--- begin Given information ---

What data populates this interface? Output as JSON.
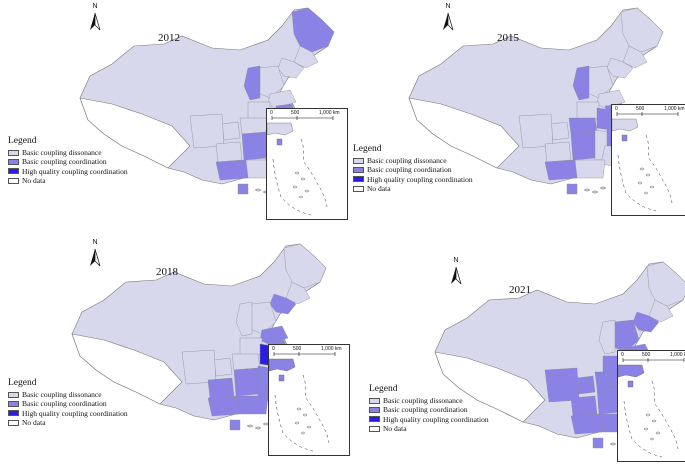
{
  "legend": {
    "title": "Legend",
    "items": [
      {
        "label": "Basic coupling dissonance",
        "color": "#d8d8ec"
      },
      {
        "label": "Basic coupling coordination",
        "color": "#8a82e4"
      },
      {
        "label": "High quality coupling coordination",
        "color": "#2a1fe0"
      },
      {
        "label": "No data",
        "color": "#ffffff"
      }
    ]
  },
  "north_label": "N",
  "scale": {
    "zero": "0",
    "mid": "500",
    "max": "1,000 km"
  },
  "maps": [
    {
      "year": "2012",
      "coordination_regions": [
        "Heilongjiang",
        "Shanxi",
        "Jiangsu",
        "Shanghai",
        "Zhejiang",
        "Hunan",
        "Guangxi",
        "Hainan"
      ],
      "high_quality_regions": []
    },
    {
      "year": "2015",
      "coordination_regions": [
        "Shanxi",
        "Anhui",
        "Jiangsu",
        "Hubei",
        "Hunan",
        "Zhejiang",
        "Guangxi",
        "Hainan"
      ],
      "high_quality_regions": []
    },
    {
      "year": "2018",
      "coordination_regions": [
        "Liaoning",
        "Beijing",
        "Tianjin",
        "Shandong",
        "Jiangsu",
        "Guizhou",
        "Hunan",
        "Jiangxi",
        "Zhejiang",
        "Fujian",
        "Guangdong",
        "Guangxi",
        "Hainan",
        "Taiwan"
      ],
      "high_quality_regions": [
        "Shanghai",
        "Anhui"
      ]
    },
    {
      "year": "2021",
      "coordination_regions": [
        "Liaoning",
        "Hebei",
        "Shandong",
        "Henan",
        "Hubei",
        "Sichuan",
        "Chongqing",
        "Guizhou",
        "Hunan",
        "Jiangxi",
        "Zhejiang",
        "Fujian",
        "Guangdong",
        "Guangxi",
        "Hainan",
        "Taiwan"
      ],
      "high_quality_regions": [
        "Beijing",
        "Jiangsu",
        "Shanghai"
      ]
    }
  ]
}
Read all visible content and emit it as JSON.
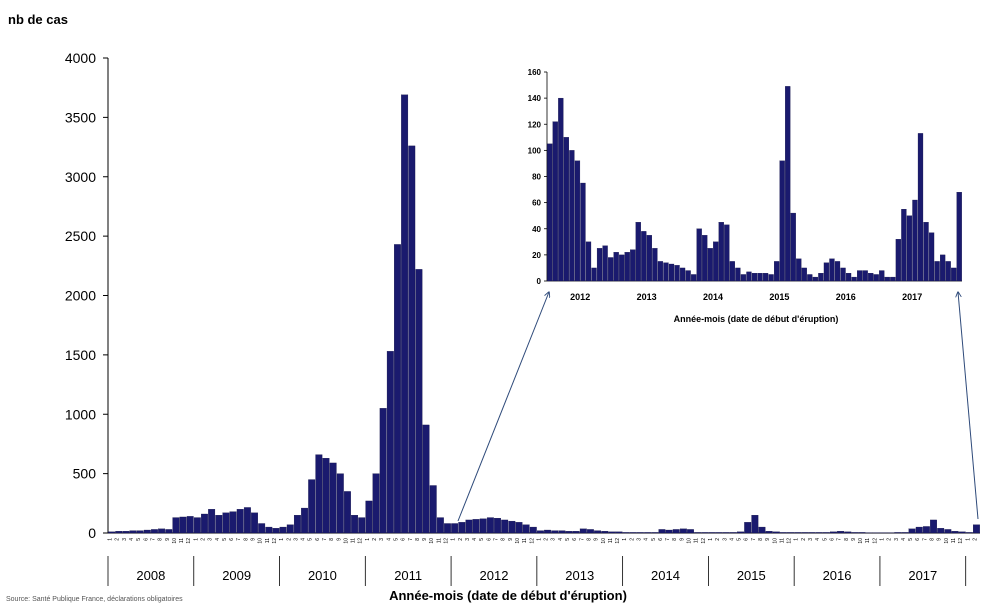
{
  "colors": {
    "bar": "#1a1a6e",
    "bar_edge": "#0d0d40",
    "axis": "#000000",
    "text": "#000000",
    "background": "#ffffff"
  },
  "chart_data": [
    {
      "type": "bar",
      "ylabel": "nb de cas",
      "xlabel": "Année-mois (date de début d'éruption)",
      "ylim": [
        0,
        4000
      ],
      "yticks": [
        0,
        500,
        1000,
        1500,
        2000,
        2500,
        3000,
        3500,
        4000
      ],
      "grid": false,
      "legend": "none",
      "start": "2008-01",
      "month_tick_labels": [
        "1",
        "2",
        "3",
        "4",
        "5",
        "6",
        "7",
        "8",
        "9",
        "10",
        "11",
        "12"
      ],
      "years": [
        "2008",
        "2009",
        "2010",
        "2011",
        "2012",
        "2013",
        "2014",
        "2015",
        "2016",
        "2017"
      ],
      "values": [
        10,
        15,
        15,
        20,
        20,
        25,
        30,
        35,
        30,
        130,
        135,
        140,
        130,
        160,
        200,
        150,
        170,
        180,
        200,
        215,
        170,
        80,
        50,
        40,
        50,
        70,
        150,
        210,
        450,
        660,
        630,
        590,
        500,
        350,
        150,
        130,
        270,
        500,
        1050,
        1530,
        2430,
        3690,
        3260,
        2220,
        910,
        400,
        130,
        80,
        80,
        90,
        110,
        115,
        120,
        130,
        125,
        110,
        100,
        90,
        70,
        50,
        20,
        25,
        20,
        20,
        15,
        15,
        35,
        30,
        20,
        15,
        10,
        10,
        5,
        5,
        5,
        5,
        5,
        30,
        25,
        30,
        35,
        30,
        5,
        5,
        5,
        5,
        5,
        5,
        10,
        90,
        150,
        50,
        15,
        10,
        5,
        5,
        5,
        5,
        5,
        5,
        5,
        10,
        15,
        10,
        5,
        5,
        3,
        3,
        3,
        3,
        5,
        5,
        35,
        50,
        55,
        110,
        40,
        30,
        15,
        10,
        5,
        70
      ],
      "footnote": "Source: Santé Publique France, déclarations obligatoires"
    },
    {
      "type": "bar",
      "ylabel": "",
      "xlabel": "Année-mois (date de début d'éruption)",
      "ylim": [
        0,
        160
      ],
      "yticks": [
        0,
        20,
        40,
        60,
        80,
        100,
        120,
        140,
        160
      ],
      "grid": false,
      "legend": "none",
      "start": "2011-10",
      "years": [
        "2012",
        "2013",
        "2014",
        "2015",
        "2016",
        "2017"
      ],
      "values": [
        105,
        122,
        140,
        110,
        100,
        92,
        75,
        30,
        10,
        25,
        27,
        18,
        22,
        20,
        22,
        24,
        45,
        38,
        35,
        25,
        15,
        14,
        13,
        12,
        10,
        8,
        5,
        40,
        35,
        25,
        30,
        45,
        43,
        15,
        10,
        5,
        7,
        6,
        6,
        6,
        5,
        15,
        92,
        149,
        52,
        17,
        10,
        5,
        3,
        6,
        14,
        17,
        15,
        10,
        6,
        3,
        8,
        8,
        6,
        5,
        8,
        3,
        3,
        32,
        55,
        50,
        62,
        113,
        45,
        37,
        15,
        20,
        15,
        10,
        68
      ]
    }
  ]
}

--- end Given information ---

Short task: Transcribe each entry above exactly, apart from the pictures.

Written answer:
What data populates this interface? Output as JSON.
{
  "legend": {
    "title": "Legend",
    "items": [
      {
        "label": "Basic coupling dissonance",
        "color": "#d8d8ec"
      },
      {
        "label": "Basic coupling coordination",
        "color": "#8a82e4"
      },
      {
        "label": "High quality coupling coordination",
        "color": "#2a1fe0"
      },
      {
        "label": "No data",
        "color": "#ffffff"
      }
    ]
  },
  "north_label": "N",
  "scale": {
    "zero": "0",
    "mid": "500",
    "max": "1,000 km"
  },
  "maps": [
    {
      "year": "2012",
      "coordination_regions": [
        "Heilongjiang",
        "Shanxi",
        "Jiangsu",
        "Shanghai",
        "Zhejiang",
        "Hunan",
        "Guangxi",
        "Hainan"
      ],
      "high_quality_regions": []
    },
    {
      "year": "2015",
      "coordination_regions": [
        "Shanxi",
        "Anhui",
        "Jiangsu",
        "Hubei",
        "Hunan",
        "Zhejiang",
        "Guangxi",
        "Hainan"
      ],
      "high_quality_regions": []
    },
    {
      "year": "2018",
      "coordination_regions": [
        "Liaoning",
        "Beijing",
        "Tianjin",
        "Shandong",
        "Jiangsu",
        "Guizhou",
        "Hunan",
        "Jiangxi",
        "Zhejiang",
        "Fujian",
        "Guangdong",
        "Guangxi",
        "Hainan",
        "Taiwan"
      ],
      "high_quality_regions": [
        "Shanghai",
        "Anhui"
      ]
    },
    {
      "year": "2021",
      "coordination_regions": [
        "Liaoning",
        "Hebei",
        "Shandong",
        "Henan",
        "Hubei",
        "Sichuan",
        "Chongqing",
        "Guizhou",
        "Hunan",
        "Jiangxi",
        "Zhejiang",
        "Fujian",
        "Guangdong",
        "Guangxi",
        "Hainan",
        "Taiwan"
      ],
      "high_quality_regions": [
        "Beijing",
        "Jiangsu",
        "Shanghai"
      ]
    }
  ]
}
Read all visible content and emit it as JSON.
{
  "colors": {
    "bar": "#1a1a6e",
    "bar_edge": "#0d0d40",
    "axis": "#000000",
    "text": "#000000",
    "background": "#ffffff"
  },
  "chart_data": [
    {
      "type": "bar",
      "ylabel": "nb de cas",
      "xlabel": "Année-mois (date de début d'éruption)",
      "ylim": [
        0,
        4000
      ],
      "yticks": [
        0,
        500,
        1000,
        1500,
        2000,
        2500,
        3000,
        3500,
        4000
      ],
      "grid": false,
      "legend": "none",
      "start": "2008-01",
      "month_tick_labels": [
        "1",
        "2",
        "3",
        "4",
        "5",
        "6",
        "7",
        "8",
        "9",
        "10",
        "11",
        "12"
      ],
      "years": [
        "2008",
        "2009",
        "2010",
        "2011",
        "2012",
        "2013",
        "2014",
        "2015",
        "2016",
        "2017"
      ],
      "values": [
        10,
        15,
        15,
        20,
        20,
        25,
        30,
        35,
        30,
        130,
        135,
        140,
        130,
        160,
        200,
        150,
        170,
        180,
        200,
        215,
        170,
        80,
        50,
        40,
        50,
        70,
        150,
        210,
        450,
        660,
        630,
        590,
        500,
        350,
        150,
        130,
        270,
        500,
        1050,
        1530,
        2430,
        3690,
        3260,
        2220,
        910,
        400,
        130,
        80,
        80,
        90,
        110,
        115,
        120,
        130,
        125,
        110,
        100,
        90,
        70,
        50,
        20,
        25,
        20,
        20,
        15,
        15,
        35,
        30,
        20,
        15,
        10,
        10,
        5,
        5,
        5,
        5,
        5,
        30,
        25,
        30,
        35,
        30,
        5,
        5,
        5,
        5,
        5,
        5,
        10,
        90,
        150,
        50,
        15,
        10,
        5,
        5,
        5,
        5,
        5,
        5,
        5,
        10,
        15,
        10,
        5,
        5,
        3,
        3,
        3,
        3,
        5,
        5,
        35,
        50,
        55,
        110,
        40,
        30,
        15,
        10,
        5,
        70
      ],
      "footnote": "Source: Santé Publique France, déclarations obligatoires"
    },
    {
      "type": "bar",
      "ylabel": "",
      "xlabel": "Année-mois (date de début d'éruption)",
      "ylim": [
        0,
        160
      ],
      "yticks": [
        0,
        20,
        40,
        60,
        80,
        100,
        120,
        140,
        160
      ],
      "grid": false,
      "legend": "none",
      "start": "2011-10",
      "years": [
        "2012",
        "2013",
        "2014",
        "2015",
        "2016",
        "2017"
      ],
      "values": [
        105,
        122,
        140,
        110,
        100,
        92,
        75,
        30,
        10,
        25,
        27,
        18,
        22,
        20,
        22,
        24,
        45,
        38,
        35,
        25,
        15,
        14,
        13,
        12,
        10,
        8,
        5,
        40,
        35,
        25,
        30,
        45,
        43,
        15,
        10,
        5,
        7,
        6,
        6,
        6,
        5,
        15,
        92,
        149,
        52,
        17,
        10,
        5,
        3,
        6,
        14,
        17,
        15,
        10,
        6,
        3,
        8,
        8,
        6,
        5,
        8,
        3,
        3,
        32,
        55,
        50,
        62,
        113,
        45,
        37,
        15,
        20,
        15,
        10,
        68
      ]
    }
  ]
}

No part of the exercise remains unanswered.